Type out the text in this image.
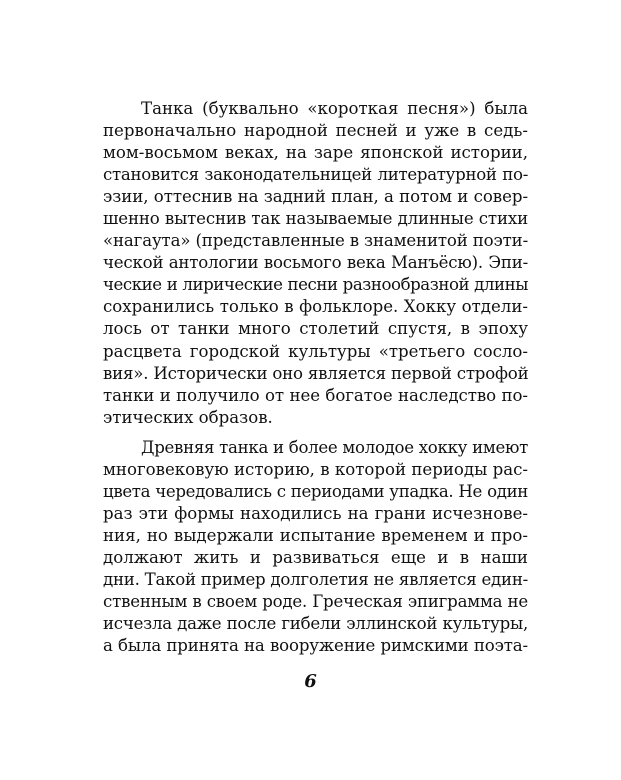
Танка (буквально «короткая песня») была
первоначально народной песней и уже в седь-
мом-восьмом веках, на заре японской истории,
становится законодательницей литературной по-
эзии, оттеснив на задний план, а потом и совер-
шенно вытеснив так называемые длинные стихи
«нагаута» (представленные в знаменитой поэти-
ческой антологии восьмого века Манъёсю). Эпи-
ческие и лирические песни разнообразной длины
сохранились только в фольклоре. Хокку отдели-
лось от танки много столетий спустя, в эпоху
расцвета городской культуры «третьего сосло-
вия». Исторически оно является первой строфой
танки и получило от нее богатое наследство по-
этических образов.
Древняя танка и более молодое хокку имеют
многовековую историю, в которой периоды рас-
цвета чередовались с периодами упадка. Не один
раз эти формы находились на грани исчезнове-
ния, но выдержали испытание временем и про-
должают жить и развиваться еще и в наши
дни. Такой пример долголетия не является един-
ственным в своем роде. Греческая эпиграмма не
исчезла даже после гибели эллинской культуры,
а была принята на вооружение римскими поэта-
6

+--

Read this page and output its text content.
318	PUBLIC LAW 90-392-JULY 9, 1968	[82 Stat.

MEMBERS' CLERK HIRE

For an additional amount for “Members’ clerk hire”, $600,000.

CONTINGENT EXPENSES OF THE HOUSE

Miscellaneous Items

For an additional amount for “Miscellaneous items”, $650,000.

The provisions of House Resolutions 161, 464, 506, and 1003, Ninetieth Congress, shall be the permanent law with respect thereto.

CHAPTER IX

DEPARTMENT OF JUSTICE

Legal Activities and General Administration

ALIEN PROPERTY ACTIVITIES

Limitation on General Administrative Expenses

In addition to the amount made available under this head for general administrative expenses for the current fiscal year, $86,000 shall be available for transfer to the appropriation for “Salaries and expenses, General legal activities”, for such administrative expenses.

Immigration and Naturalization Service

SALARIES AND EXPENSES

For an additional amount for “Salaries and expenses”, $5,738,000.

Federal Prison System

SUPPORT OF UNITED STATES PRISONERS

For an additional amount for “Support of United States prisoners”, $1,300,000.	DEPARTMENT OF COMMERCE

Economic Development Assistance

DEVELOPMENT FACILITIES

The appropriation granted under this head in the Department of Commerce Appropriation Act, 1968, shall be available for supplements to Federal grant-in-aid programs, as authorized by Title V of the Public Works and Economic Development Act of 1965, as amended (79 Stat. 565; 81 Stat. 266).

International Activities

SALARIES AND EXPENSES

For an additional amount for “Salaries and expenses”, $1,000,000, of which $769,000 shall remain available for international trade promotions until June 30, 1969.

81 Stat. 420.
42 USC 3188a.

+--

Find the word "text" in the data and show each line that holds it.

*WORKED SOLUTION*.
Type out the text in this image.
Read this page and output its text content.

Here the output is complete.